**PROBLEM SET**:
- A) In the music_vae sampling text, what size warning is given for the hierdec-trio_16bar checkpoint?
- B) Proceed with the music_vae sampling text from the point where it stops.

(PAGE EXTRACT begins)

Sampling decodes random points in the latent space of the chosen model and
outputs the resulting sequences in output_dir
. Make sure you specify the
matching config
for the model (see the table above).
Download the cat-mel_2bar
checkpoint above and run the following command to
generate 5 2-bar melody samples.
music_vae_generate \
--config=cat-mel_2bar_big \
--checkpoint_file=/path/to/music_vae/checkpoints/cat-mel_2bar_big.tar \
--mode=sample \
--num_outputs=5 \
--output_dir=/tmp/music_vae/generated
Perhaps the most impressive samples come from the 16-bar trio model. Download
the hierdec-trio_16bar
checkpoint above (warning: 2 GB) and run the following
command to generate 5 samples.

(PAGE EXTRACT ends)
(DATA EXCERPTS begins)

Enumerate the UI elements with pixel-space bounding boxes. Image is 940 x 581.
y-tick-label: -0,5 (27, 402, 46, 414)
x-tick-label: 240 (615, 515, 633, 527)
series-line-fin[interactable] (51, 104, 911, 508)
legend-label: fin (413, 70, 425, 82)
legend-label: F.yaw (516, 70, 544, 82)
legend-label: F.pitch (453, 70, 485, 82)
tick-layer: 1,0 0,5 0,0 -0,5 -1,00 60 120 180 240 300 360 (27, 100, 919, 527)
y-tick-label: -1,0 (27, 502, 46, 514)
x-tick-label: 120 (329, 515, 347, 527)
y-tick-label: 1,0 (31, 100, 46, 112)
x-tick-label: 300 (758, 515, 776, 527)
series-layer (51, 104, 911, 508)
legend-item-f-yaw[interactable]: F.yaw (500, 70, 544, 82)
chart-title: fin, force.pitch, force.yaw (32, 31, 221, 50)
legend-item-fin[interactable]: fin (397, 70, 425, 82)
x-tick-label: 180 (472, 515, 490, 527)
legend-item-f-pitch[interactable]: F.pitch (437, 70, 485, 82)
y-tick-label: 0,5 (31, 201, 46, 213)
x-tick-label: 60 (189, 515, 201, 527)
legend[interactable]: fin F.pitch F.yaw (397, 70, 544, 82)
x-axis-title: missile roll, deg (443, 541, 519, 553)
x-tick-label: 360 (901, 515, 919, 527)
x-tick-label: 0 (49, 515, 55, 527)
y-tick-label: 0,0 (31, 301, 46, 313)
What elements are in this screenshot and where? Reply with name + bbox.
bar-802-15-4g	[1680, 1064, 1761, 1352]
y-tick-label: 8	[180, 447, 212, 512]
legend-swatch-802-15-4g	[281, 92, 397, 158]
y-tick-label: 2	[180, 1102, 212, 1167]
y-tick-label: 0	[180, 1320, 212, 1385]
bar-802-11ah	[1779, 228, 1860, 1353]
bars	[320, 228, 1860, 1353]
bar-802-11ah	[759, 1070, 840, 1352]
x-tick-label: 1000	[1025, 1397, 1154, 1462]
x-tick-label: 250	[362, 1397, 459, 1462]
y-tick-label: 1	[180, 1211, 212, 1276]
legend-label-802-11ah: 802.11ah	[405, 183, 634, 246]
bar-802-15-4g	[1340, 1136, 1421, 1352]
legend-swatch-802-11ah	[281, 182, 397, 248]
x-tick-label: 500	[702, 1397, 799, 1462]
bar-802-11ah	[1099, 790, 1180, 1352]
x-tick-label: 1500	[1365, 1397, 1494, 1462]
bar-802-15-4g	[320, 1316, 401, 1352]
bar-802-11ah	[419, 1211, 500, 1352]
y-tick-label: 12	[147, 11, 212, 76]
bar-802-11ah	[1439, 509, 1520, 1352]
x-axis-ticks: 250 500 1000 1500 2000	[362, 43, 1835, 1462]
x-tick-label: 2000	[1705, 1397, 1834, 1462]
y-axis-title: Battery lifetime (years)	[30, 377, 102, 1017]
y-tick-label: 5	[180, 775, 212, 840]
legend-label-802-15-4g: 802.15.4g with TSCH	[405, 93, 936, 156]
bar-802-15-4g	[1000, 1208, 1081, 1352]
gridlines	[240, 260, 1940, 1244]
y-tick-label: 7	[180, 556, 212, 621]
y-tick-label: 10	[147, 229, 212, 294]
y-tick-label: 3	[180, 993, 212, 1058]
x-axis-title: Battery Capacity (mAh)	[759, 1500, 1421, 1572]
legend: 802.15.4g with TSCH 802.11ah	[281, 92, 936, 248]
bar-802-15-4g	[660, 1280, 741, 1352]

(DATA EXCERPTS ends)

**TASK ANSWERS**:
- A) 2 GB

- B)
music_vae_generate \
--config=hierdec-trio_16bar \
--checkpoint_file=/path/to/music_vae/checkpoints/hierdec-trio_16bar.tar \
--mode=sample \
--num_outputs=5 \
--output_dir=/tmp/music_vae/generated
To interpolate, you need to have two MIDI files to inerpolate between. Each
model has ceratin constraints* for these files. For
example, the mel_2bar models only work if the input files are exactly 2-bars
long and contain monophonic non-drum sequences. The trio_16bar models require
16-bars with 3 instruments (based on program numbers): drums, piano or guitar,
and bass. num_outputs
specifies how many points along the path connecting the
two inputs in latent space to decode, including the endpoints.
Try setting the inputs to be two of the samples you generated previously.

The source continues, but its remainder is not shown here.